● What the exercise asks
Show each line that has the string "JSON" in it.

▬▬▬

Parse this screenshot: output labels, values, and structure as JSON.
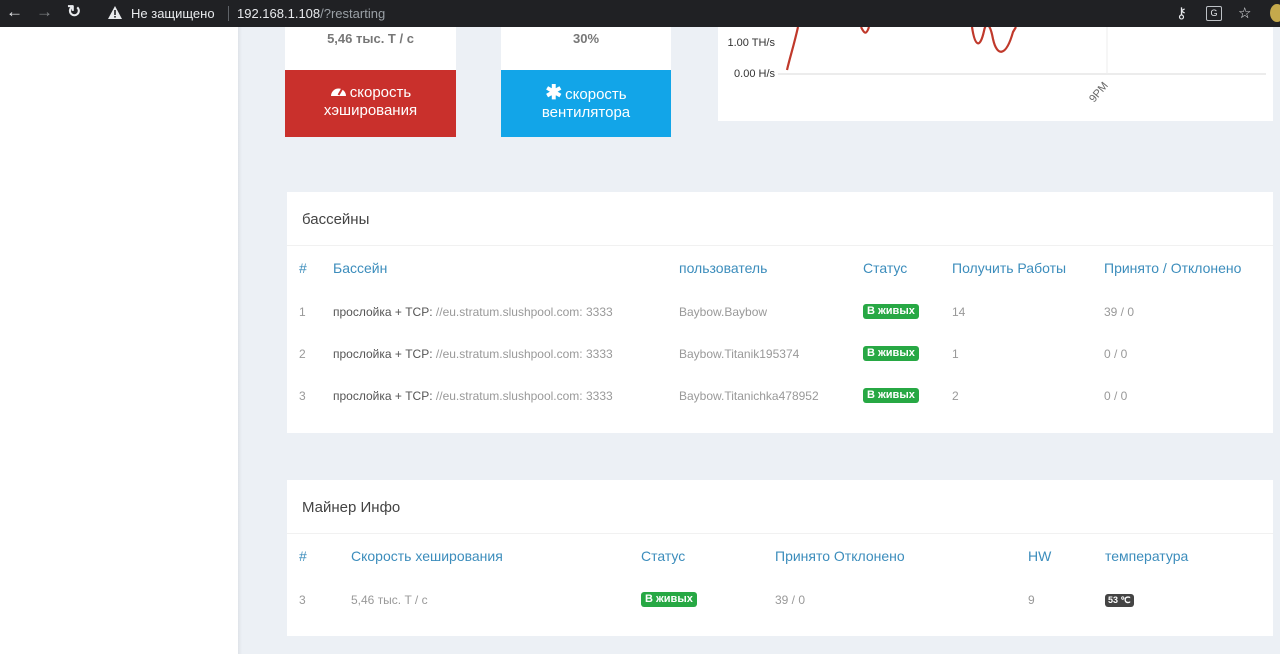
{
  "browser": {
    "security_text": "Не защищено",
    "url_host": "192.168.1.108",
    "url_path": "/?restarting"
  },
  "stats": {
    "hashrate_value": "5,46 тыс. T / с",
    "hashrate_label_1": "скорость",
    "hashrate_label_2": "хэширования",
    "fan_value": "30%",
    "fan_label_1": "скорость",
    "fan_label_2": "вентилятора"
  },
  "chart_data": {
    "type": "line",
    "y_tick_labels": [
      "0.00 H/s",
      "1.00 TH/s"
    ],
    "x_tick_labels": [
      "9PM"
    ],
    "series_color": "#c0392b"
  },
  "pools": {
    "title": "бассейны",
    "columns": [
      "#",
      "Бассейн",
      "пользователь",
      "Статус",
      "Получить Работы",
      "Принято / Отклонено"
    ],
    "rows": [
      {
        "num": "1",
        "proto": "прослойка + TCP:",
        "addr": "//eu.stratum.slushpool.com: 3333",
        "user": "Baybow.Baybow",
        "status": "В живых",
        "works": "14",
        "acc": "39 / 0"
      },
      {
        "num": "2",
        "proto": "прослойка + TCP:",
        "addr": "//eu.stratum.slushpool.com: 3333",
        "user": "Baybow.Titanik195374",
        "status": "В живых",
        "works": "1",
        "acc": "0 / 0"
      },
      {
        "num": "3",
        "proto": "прослойка + TCP:",
        "addr": "//eu.stratum.slushpool.com: 3333",
        "user": "Baybow.Titanichka478952",
        "status": "В живых",
        "works": "2",
        "acc": "0 / 0"
      }
    ]
  },
  "miner": {
    "title": "Майнер Инфо",
    "columns": [
      "#",
      "Скорость хеширования",
      "Статус",
      "Принято Отклонено",
      "HW",
      "температура"
    ],
    "row": {
      "num": "3",
      "hashrate": "5,46 тыс. T / с",
      "status": "В живых",
      "acc": "39 / 0",
      "hw": "9",
      "temp": "53 ℃"
    }
  }
}
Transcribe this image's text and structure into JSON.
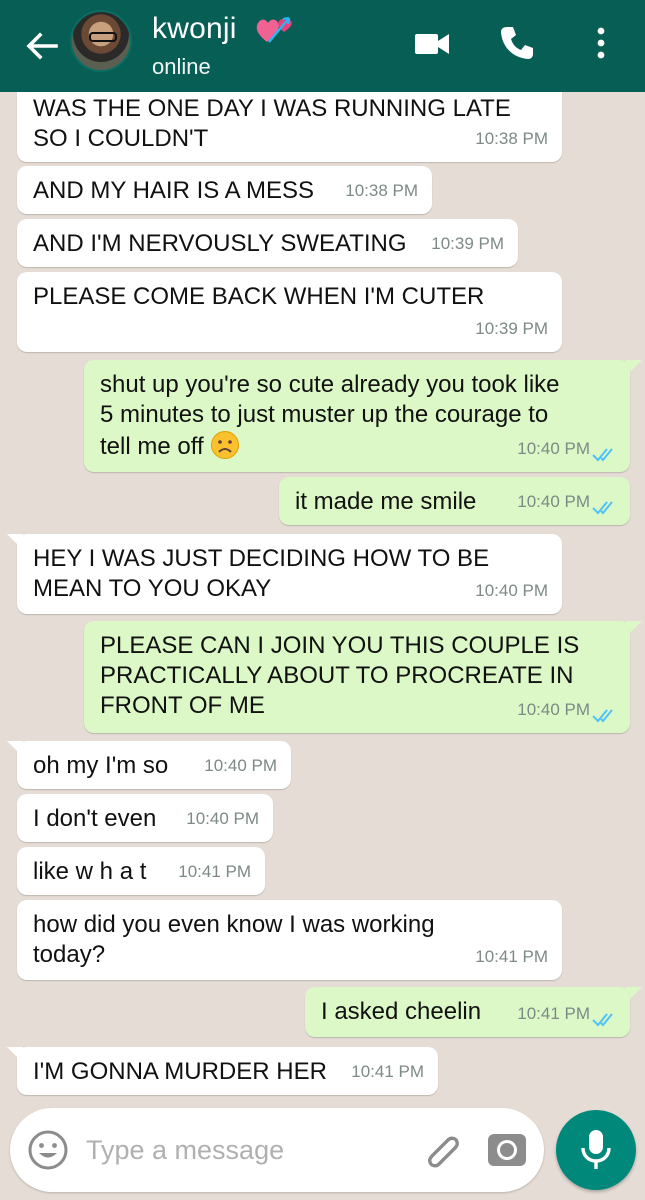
{
  "header": {
    "contact_name": "kwonji",
    "status": "online",
    "heart_icon": "revolving-heart-emoji"
  },
  "messages": [
    {
      "direction": "in",
      "text": "WAS THE ONE DAY I WAS RUNNING LATE\nSO I COULDN'T",
      "time": "10:38 PM"
    },
    {
      "direction": "in",
      "text": "AND MY HAIR IS A MESS",
      "time": "10:38 PM"
    },
    {
      "direction": "in",
      "text": "AND I'M NERVOUSLY SWEATING",
      "time": "10:39 PM"
    },
    {
      "direction": "in",
      "text": "PLEASE COME BACK WHEN I'M CUTER",
      "time": "10:39 PM"
    },
    {
      "direction": "out",
      "text": "shut up you're so cute already you took like\n5 minutes to just muster up the courage to\ntell me off",
      "time": "10:40 PM",
      "emoji": "frowning-face",
      "read": true
    },
    {
      "direction": "out",
      "text": "it made me smile",
      "time": "10:40 PM",
      "read": true
    },
    {
      "direction": "in",
      "text": "HEY I WAS JUST DECIDING HOW TO BE\nMEAN TO YOU OKAY",
      "time": "10:40 PM"
    },
    {
      "direction": "out",
      "text": "PLEASE CAN I JOIN YOU THIS COUPLE IS\nPRACTICALLY ABOUT TO PROCREATE IN\nFRONT OF ME",
      "time": "10:40 PM",
      "read": true
    },
    {
      "direction": "in",
      "text": "oh my I'm so",
      "time": "10:40 PM"
    },
    {
      "direction": "in",
      "text": "I don't even",
      "time": "10:40 PM"
    },
    {
      "direction": "in",
      "text": "like w h a t",
      "time": "10:41 PM"
    },
    {
      "direction": "in",
      "text": "how did you even know I was working\ntoday?",
      "time": "10:41 PM"
    },
    {
      "direction": "out",
      "text": "I asked cheelin",
      "time": "10:41 PM",
      "read": true
    },
    {
      "direction": "in",
      "text": "I'M GONNA MURDER HER",
      "time": "10:41 PM"
    }
  ],
  "composer": {
    "placeholder": "Type a message"
  },
  "colors": {
    "header": "#075e54",
    "chat_bg": "#e5ddd5",
    "incoming": "#ffffff",
    "outgoing": "#dcf8c6",
    "read_ticks": "#4fc3f7",
    "fab": "#00897b"
  }
}
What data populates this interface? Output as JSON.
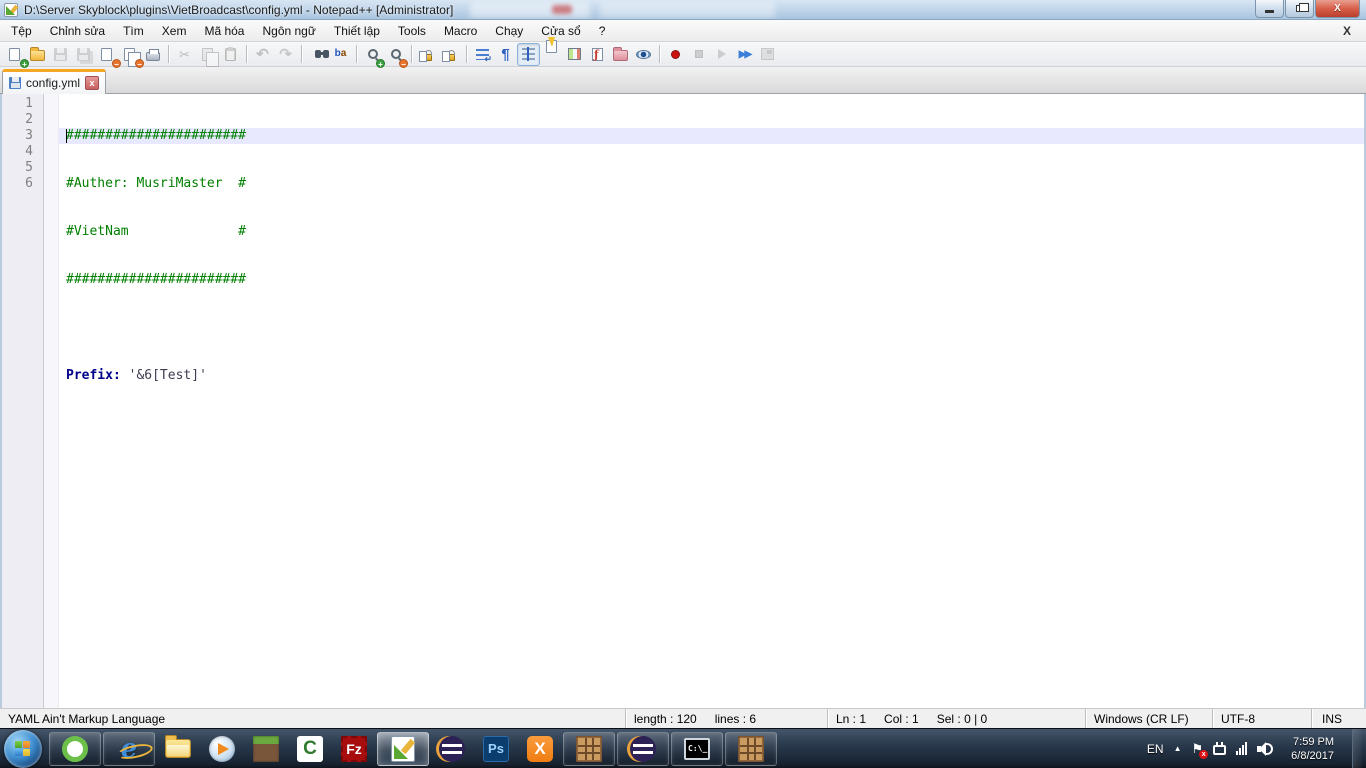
{
  "titlebar": {
    "title": "D:\\Server Skyblock\\plugins\\VietBroadcast\\config.yml - Notepad++ [Administrator]",
    "controls": {
      "minimize": "minimize",
      "restore": "restore",
      "close": "X"
    }
  },
  "menu": {
    "items": [
      "Tệp",
      "Chỉnh sửa",
      "Tìm",
      "Xem",
      "Mã hóa",
      "Ngôn ngữ",
      "Thiết lập",
      "Tools",
      "Macro",
      "Chạy",
      "Cửa sổ",
      "?"
    ],
    "mdi_close": "X"
  },
  "toolbar": {
    "icons": [
      "new-file",
      "open-file",
      "save",
      "save-all",
      "close-file",
      "close-all",
      "print",
      "cut",
      "copy",
      "paste",
      "undo",
      "redo",
      "find",
      "replace",
      "zoom-in",
      "zoom-out",
      "sync-vertical-scroll",
      "sync-horizontal-scroll",
      "word-wrap",
      "show-all-characters",
      "show-indent-guide",
      "user-defined-language",
      "document-map",
      "function-list",
      "folder-as-workspace",
      "monitoring",
      "macro-record",
      "macro-stop",
      "macro-play",
      "macro-run-multiple",
      "macro-save"
    ]
  },
  "tabbar": {
    "tabs": [
      {
        "label": "config.yml",
        "close": "x"
      }
    ]
  },
  "editor": {
    "lines": [
      {
        "num": "1",
        "text": "#######################"
      },
      {
        "num": "2",
        "text": "#Auther: MusriMaster  #"
      },
      {
        "num": "3",
        "text": "#VietNam              #"
      },
      {
        "num": "4",
        "text": "#######################"
      },
      {
        "num": "5",
        "text": ""
      },
      {
        "num": "6",
        "key": "Prefix:",
        "value": " '&6[Test]'"
      }
    ],
    "syntax_colors": {
      "comment": "#008000",
      "keyword": "#00008b",
      "current_line": "#e8e8ff"
    }
  },
  "statusbar": {
    "doc_type": "YAML Ain't Markup Language",
    "length": "length : 120",
    "lines": "lines : 6",
    "ln": "Ln : 1",
    "col": "Col : 1",
    "sel": "Sel : 0 | 0",
    "eol": "Windows (CR LF)",
    "encoding": "UTF-8",
    "insert_mode": "INS"
  },
  "taskbar": {
    "buttons": [
      {
        "name": "start-orb",
        "state": "pinned"
      },
      {
        "name": "coccoc-browser",
        "state": "running"
      },
      {
        "name": "internet-explorer",
        "state": "running"
      },
      {
        "name": "windows-explorer",
        "state": "pinned"
      },
      {
        "name": "windows-media-player",
        "state": "pinned"
      },
      {
        "name": "minecraft",
        "state": "pinned"
      },
      {
        "name": "camtasia",
        "state": "pinned"
      },
      {
        "name": "filezilla",
        "state": "pinned"
      },
      {
        "name": "notepad-plus-plus",
        "state": "active"
      },
      {
        "name": "eclipse",
        "state": "pinned"
      },
      {
        "name": "photoshop",
        "state": "pinned"
      },
      {
        "name": "xampp",
        "state": "pinned"
      },
      {
        "name": "minecraft-server-1",
        "state": "running"
      },
      {
        "name": "eclipse-window",
        "state": "running"
      },
      {
        "name": "command-prompt",
        "state": "running"
      },
      {
        "name": "minecraft-server-2",
        "state": "running"
      }
    ],
    "photoshop_label": "Ps",
    "filezilla_label": "Fz",
    "xampp_label": "X",
    "camtasia_label": "C",
    "cmd_label": "C:\\_",
    "tray": {
      "language": "EN",
      "time": "7:59 PM",
      "date": "6/8/2017",
      "icons": [
        "hidden-icons-arrow",
        "action-center-flag",
        "power-plug",
        "network-signal",
        "volume-speaker"
      ]
    }
  }
}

▬▬▬

● Task result
Parse this screenshot: output labels, values, and structure as JSON.
Transcribe this image's text and structure into JSON.
What data populates this interface? Output as JSON.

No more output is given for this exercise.